■ Work required ■
Return all lines with the word "Equal" in them.

━━━━━ Given information

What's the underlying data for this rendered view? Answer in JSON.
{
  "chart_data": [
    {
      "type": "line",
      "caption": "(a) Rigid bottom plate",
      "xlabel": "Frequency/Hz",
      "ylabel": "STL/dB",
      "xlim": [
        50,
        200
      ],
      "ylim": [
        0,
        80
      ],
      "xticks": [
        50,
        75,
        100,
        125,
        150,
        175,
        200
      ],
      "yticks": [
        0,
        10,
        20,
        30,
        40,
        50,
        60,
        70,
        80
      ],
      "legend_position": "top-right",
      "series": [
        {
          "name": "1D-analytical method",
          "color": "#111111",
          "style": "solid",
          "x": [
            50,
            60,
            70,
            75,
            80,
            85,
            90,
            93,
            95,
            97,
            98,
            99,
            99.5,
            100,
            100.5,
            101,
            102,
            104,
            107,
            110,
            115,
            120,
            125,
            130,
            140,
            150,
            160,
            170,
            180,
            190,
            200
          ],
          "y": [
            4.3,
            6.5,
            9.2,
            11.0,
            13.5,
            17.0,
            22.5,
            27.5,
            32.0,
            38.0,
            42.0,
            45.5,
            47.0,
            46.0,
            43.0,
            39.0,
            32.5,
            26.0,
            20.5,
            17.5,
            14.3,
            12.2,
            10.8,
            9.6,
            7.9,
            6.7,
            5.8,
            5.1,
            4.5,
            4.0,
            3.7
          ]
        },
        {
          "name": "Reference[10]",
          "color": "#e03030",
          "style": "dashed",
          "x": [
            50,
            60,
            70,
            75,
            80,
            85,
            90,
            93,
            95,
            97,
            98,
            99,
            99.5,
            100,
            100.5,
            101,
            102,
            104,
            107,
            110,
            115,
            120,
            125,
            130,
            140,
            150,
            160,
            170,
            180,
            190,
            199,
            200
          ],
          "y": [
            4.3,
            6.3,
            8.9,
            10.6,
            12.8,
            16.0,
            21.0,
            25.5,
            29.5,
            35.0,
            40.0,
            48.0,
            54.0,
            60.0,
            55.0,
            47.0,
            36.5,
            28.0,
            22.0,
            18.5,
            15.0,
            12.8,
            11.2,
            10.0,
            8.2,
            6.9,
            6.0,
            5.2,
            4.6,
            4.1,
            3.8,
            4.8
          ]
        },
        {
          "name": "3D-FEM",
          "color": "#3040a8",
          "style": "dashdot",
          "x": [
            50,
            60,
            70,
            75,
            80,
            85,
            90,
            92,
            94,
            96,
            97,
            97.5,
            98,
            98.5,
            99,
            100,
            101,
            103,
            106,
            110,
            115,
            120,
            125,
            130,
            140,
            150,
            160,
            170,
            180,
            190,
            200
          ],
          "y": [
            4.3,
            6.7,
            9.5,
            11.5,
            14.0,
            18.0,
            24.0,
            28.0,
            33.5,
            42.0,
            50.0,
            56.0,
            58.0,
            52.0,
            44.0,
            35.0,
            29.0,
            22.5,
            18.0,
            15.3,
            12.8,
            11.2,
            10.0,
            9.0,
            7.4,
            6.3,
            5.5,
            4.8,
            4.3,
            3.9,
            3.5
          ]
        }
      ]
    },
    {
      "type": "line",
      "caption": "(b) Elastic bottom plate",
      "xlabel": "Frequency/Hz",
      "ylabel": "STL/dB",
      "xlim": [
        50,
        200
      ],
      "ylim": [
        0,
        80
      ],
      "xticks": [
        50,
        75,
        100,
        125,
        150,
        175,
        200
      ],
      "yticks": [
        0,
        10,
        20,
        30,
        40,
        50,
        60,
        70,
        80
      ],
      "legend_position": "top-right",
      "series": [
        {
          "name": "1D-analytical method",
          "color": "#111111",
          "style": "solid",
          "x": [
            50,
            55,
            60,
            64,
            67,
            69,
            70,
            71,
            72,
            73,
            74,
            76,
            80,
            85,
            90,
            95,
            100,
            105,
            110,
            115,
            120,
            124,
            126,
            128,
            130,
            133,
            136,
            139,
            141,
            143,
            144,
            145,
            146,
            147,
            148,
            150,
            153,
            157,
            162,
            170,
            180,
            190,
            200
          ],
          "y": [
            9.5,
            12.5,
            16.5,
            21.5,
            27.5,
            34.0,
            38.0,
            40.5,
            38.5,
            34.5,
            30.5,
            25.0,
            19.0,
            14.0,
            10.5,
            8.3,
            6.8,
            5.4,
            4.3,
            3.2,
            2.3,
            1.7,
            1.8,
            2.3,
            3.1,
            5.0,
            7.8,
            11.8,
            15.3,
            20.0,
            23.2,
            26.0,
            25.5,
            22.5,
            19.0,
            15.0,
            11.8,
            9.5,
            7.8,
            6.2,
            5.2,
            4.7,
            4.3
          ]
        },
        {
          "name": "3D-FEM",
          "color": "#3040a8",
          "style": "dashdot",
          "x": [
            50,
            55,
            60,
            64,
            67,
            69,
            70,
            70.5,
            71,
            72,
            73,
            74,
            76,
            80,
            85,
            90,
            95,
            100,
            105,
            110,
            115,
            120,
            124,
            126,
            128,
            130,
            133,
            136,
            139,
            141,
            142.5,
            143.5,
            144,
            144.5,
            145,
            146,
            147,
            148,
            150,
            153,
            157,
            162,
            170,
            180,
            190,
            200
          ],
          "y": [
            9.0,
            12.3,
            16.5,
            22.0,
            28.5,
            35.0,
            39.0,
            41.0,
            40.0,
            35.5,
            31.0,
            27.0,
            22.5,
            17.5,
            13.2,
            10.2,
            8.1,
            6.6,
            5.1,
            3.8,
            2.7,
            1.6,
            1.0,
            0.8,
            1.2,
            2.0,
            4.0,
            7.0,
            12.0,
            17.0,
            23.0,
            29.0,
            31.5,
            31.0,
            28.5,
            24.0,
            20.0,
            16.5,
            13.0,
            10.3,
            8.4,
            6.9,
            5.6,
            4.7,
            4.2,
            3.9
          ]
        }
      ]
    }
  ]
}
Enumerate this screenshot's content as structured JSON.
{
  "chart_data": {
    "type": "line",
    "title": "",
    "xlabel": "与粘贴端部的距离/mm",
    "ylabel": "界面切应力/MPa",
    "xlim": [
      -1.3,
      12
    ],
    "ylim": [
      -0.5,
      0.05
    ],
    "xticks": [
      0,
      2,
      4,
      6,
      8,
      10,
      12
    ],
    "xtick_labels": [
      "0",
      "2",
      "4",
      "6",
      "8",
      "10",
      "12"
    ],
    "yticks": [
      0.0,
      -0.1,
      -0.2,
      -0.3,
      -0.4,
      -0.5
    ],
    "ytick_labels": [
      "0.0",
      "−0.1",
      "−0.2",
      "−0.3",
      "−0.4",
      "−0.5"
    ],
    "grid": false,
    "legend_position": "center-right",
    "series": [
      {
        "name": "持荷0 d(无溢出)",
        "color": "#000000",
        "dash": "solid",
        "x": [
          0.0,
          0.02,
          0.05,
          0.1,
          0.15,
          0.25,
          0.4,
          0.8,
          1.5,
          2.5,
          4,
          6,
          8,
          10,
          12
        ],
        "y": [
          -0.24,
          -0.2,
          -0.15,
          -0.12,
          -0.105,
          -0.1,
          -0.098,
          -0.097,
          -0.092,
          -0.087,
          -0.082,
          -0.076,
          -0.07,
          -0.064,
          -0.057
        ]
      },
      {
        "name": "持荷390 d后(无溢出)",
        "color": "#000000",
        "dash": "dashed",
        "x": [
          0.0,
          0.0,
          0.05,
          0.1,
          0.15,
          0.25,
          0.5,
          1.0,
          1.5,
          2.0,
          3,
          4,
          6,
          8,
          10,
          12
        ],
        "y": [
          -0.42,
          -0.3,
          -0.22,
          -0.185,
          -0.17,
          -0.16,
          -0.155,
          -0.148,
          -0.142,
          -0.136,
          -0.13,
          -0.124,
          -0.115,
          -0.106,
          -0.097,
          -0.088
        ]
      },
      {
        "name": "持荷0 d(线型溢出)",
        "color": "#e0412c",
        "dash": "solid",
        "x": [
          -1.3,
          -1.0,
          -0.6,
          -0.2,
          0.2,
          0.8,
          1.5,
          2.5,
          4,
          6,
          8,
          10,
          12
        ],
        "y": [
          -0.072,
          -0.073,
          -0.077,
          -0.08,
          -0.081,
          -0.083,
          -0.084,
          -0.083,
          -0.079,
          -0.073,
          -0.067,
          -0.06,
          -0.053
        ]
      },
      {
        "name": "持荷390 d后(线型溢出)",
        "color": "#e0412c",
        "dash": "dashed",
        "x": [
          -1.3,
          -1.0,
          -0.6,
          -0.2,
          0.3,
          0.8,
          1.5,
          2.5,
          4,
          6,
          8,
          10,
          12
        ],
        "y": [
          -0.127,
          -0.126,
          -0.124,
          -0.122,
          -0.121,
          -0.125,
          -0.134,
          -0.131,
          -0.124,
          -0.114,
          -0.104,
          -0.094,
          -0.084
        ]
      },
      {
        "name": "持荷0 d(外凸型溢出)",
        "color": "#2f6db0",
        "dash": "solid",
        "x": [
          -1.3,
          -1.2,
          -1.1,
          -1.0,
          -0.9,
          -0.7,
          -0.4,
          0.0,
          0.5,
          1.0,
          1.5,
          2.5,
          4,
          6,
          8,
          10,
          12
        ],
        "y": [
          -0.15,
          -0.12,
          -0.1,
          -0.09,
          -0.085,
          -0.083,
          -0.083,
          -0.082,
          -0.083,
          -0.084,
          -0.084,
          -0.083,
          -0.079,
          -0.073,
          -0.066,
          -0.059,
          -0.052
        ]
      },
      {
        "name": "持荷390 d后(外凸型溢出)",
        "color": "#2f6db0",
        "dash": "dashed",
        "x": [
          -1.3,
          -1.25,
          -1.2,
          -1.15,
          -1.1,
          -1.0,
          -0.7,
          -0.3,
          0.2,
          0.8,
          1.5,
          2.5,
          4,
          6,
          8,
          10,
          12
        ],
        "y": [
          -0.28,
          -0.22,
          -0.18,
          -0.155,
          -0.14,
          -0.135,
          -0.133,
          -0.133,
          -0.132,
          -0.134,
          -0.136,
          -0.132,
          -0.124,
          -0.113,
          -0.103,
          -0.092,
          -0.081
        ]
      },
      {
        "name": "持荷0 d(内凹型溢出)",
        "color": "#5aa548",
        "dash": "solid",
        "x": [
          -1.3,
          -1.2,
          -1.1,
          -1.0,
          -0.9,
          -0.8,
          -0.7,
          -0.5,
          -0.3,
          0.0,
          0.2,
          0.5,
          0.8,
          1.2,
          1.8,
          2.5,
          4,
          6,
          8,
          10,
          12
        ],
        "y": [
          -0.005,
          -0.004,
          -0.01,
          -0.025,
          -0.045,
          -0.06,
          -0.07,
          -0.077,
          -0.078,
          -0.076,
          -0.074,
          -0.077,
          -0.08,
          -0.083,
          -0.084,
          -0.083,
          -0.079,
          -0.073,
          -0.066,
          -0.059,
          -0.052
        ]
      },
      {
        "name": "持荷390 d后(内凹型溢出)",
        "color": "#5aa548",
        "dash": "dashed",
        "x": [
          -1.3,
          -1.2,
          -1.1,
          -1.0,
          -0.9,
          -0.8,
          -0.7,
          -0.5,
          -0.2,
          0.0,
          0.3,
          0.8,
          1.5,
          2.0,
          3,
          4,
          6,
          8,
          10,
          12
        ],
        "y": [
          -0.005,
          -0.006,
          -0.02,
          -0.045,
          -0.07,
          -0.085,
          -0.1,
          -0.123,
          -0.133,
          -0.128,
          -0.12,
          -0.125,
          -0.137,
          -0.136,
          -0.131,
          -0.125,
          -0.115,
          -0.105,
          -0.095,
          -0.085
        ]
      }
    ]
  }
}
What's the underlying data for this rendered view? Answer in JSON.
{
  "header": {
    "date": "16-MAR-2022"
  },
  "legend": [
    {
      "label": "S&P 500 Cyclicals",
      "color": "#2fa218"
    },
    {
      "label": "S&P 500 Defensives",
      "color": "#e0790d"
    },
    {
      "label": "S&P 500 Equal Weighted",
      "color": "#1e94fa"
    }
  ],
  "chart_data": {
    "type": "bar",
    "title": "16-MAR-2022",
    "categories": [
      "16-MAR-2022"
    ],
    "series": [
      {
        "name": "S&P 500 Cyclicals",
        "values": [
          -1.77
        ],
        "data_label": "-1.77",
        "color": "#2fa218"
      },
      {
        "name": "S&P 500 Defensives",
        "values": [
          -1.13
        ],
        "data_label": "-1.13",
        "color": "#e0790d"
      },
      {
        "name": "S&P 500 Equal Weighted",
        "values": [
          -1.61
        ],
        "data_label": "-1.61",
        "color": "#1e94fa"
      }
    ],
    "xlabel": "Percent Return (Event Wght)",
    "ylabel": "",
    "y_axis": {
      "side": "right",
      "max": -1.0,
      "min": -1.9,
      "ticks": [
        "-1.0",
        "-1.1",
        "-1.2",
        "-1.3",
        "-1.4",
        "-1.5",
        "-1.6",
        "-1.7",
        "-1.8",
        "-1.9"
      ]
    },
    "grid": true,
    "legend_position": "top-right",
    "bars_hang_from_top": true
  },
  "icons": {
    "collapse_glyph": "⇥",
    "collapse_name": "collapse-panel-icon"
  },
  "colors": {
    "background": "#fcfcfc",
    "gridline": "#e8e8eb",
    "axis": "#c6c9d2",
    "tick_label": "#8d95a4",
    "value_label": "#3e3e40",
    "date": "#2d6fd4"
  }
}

━━━━━━━━━━

■ Answer in full ■
      "label": "S&P 500 Equal Weighted",
        "name": "S&P 500 Equal Weighted",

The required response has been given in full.